わらび座の灯、消すわけにいかない 県内企業などが支援組織

オンラインで開かれたわらび座支援協議会の設立会合=仙北市田沢湖のあきた芸術村
 新型コロナウイルスの感染拡大の影響で経営難にある秋田県仙北市のわらび座を支えようと、本県関係の企業や有識者、仙北市などが2日、「わらび座支援協議会」を立ち上げた。2月に創立70周年を迎えたわらび座の運営資金やスポンサーの獲得、PR展開に向けて組織の拡大を目指す。

 趣旨に賛同する県内外の企業や個人に加入してもらい、資金集め、普及活動に協力してもらう。今後、月1回程度の常任理事会を開いて具体的な取り組み内容を決める。理事100人、会員10万人程度の規模を目標としている。

 会長の三浦廣巳・秋田商工会議所会頭は「さまざまな面で秋田を発信している劇団の灯を消すわけにはいかない。広く支援者を集めたい」と語った。名誉顧問に元東大学長の佐々木毅さん(美郷町出身)、教育評論家の尾木直樹さん、脚本家の内館牧子さん(秋田市出身)が就任した。

 わらび座は昨春以降、コロナ禍で公演の多くが中止に追い込まれた。昨年4月に1億円余りの支援金が寄せられたが、2021年度も予定している公演数は少なく、苦しい状況が続く見通し。

 支援協議会の設立は、以前からわらび座を応援している不動産仲介大手・APAMAN(東京)の大村浩次社長がわらび座の山川龍巳社長に助言。山川社長が昨年夏ごろから、縁のある企業や有識者などに設立を打診してきたという。大村社長は協議会の事務局議長を務める。

 2日はオンラインの設立会合を非公開で開き、人事案を承認。事務局が活動方針などを説明した。

 山川社長は終了後、仙北市のあきた芸術村で会見し「コロナ収束後は文化芸術が大きな役割を担う時代が来ると考えている。生き延びるための展開を一緒に考えてくれる組織ができたことが心強い」と語った。常任理事を務める門脇光浩市長は「市民や県民にとってわらび座は宝物。存続させるために市としても苦境を支えたい」と話した。

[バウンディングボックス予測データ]
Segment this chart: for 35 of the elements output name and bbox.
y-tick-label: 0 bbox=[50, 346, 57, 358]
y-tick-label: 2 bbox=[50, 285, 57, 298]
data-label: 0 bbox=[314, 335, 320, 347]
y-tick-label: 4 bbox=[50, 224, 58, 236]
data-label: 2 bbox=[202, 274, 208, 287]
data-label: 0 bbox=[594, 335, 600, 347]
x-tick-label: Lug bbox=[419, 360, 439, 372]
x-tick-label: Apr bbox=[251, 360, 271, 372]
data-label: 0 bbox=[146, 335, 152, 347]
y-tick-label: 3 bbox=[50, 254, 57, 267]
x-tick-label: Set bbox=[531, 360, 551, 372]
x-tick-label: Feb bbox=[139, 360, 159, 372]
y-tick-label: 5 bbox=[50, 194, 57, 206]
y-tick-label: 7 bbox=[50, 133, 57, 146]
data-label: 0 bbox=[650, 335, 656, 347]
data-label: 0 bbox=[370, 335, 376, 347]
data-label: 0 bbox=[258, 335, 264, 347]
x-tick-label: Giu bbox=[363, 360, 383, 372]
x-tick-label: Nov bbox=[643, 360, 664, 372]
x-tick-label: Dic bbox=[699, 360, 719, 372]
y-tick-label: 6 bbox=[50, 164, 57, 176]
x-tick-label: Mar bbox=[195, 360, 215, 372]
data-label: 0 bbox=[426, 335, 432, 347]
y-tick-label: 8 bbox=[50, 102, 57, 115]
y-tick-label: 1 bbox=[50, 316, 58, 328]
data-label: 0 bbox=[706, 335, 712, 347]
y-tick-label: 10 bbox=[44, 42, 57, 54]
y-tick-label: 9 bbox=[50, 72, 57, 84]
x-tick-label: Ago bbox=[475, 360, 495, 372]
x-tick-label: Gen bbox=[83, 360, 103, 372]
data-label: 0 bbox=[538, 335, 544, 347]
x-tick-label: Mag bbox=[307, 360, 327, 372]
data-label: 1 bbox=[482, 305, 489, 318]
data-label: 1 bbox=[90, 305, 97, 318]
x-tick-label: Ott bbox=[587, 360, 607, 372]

課題の進め方: わらび座支援協議会についての記事で、協議会が目標とする規模は理事と会員それぞれ何人程度ですか。

課題の解答: 理事100人、会員10万人程度です。